Begin

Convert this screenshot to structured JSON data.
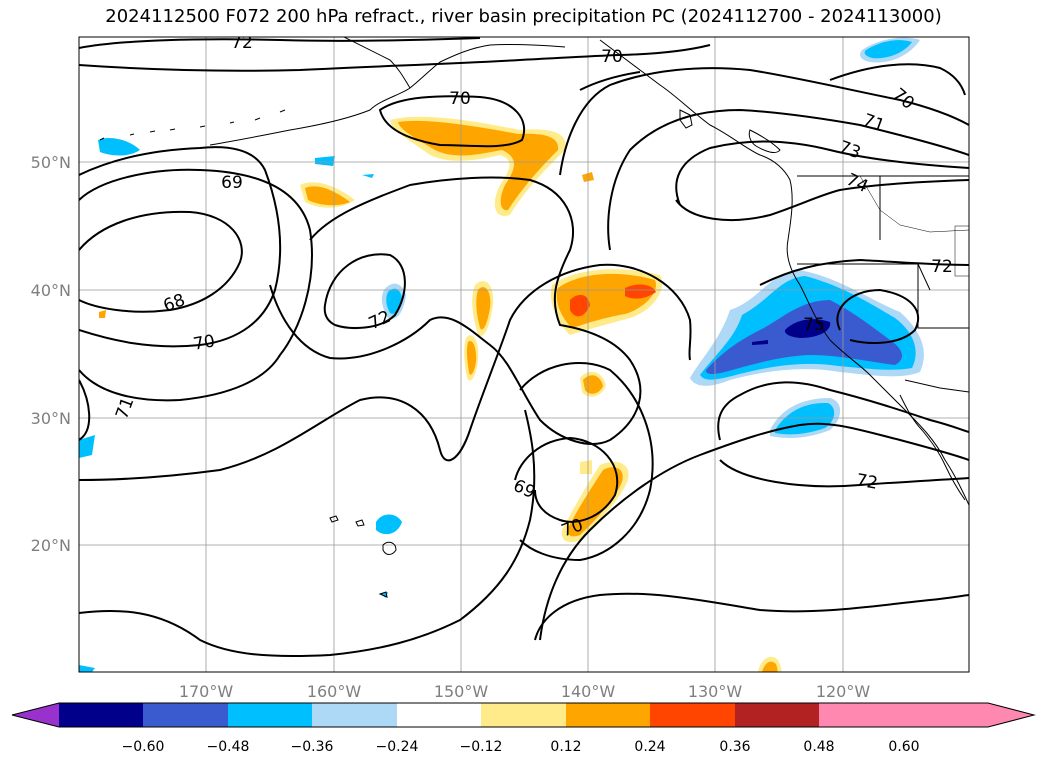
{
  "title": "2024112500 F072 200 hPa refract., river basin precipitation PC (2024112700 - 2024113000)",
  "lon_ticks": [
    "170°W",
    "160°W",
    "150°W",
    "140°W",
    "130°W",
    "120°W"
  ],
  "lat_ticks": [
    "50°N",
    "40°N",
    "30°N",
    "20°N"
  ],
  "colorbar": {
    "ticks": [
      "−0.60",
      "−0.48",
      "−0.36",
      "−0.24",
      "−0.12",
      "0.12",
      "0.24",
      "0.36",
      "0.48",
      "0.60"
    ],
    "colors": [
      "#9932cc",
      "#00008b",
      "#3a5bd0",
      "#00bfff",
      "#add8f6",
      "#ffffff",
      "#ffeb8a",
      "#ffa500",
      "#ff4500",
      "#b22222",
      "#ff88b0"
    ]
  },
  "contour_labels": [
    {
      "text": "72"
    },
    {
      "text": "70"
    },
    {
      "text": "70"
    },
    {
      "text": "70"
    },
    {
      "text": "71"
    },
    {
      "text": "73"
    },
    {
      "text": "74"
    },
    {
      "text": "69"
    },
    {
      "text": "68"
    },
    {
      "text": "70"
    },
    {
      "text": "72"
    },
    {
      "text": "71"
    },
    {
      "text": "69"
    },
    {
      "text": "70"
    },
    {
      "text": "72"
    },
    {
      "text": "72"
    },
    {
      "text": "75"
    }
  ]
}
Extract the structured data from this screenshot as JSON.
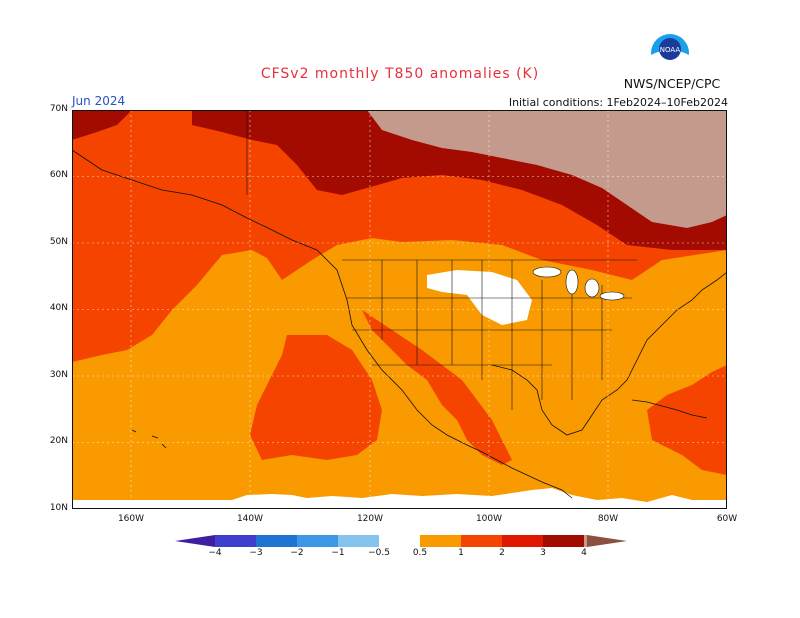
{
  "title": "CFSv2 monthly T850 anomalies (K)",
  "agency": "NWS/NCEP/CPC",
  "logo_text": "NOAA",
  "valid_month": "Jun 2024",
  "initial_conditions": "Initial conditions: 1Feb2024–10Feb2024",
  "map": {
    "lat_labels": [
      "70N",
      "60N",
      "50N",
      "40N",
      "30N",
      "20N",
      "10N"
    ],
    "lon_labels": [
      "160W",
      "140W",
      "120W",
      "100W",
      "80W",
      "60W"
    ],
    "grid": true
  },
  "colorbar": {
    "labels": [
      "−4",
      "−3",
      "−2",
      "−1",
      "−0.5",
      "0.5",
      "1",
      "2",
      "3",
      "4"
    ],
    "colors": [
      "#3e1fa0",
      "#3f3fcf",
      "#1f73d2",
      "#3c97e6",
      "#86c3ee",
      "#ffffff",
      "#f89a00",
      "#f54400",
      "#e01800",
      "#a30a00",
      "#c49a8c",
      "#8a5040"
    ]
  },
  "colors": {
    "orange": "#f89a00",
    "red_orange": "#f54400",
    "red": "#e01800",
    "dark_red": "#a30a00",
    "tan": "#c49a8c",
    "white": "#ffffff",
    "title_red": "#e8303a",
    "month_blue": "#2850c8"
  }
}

End

### WHAT YOU ARE ASKED TO DO
Identify every line holding the word "this" and copy it out.

### SOLUTION TO THE EXERCISE
Convert this screenshot to structured JSON data.
Extract the structured data from this screenshot as JSON.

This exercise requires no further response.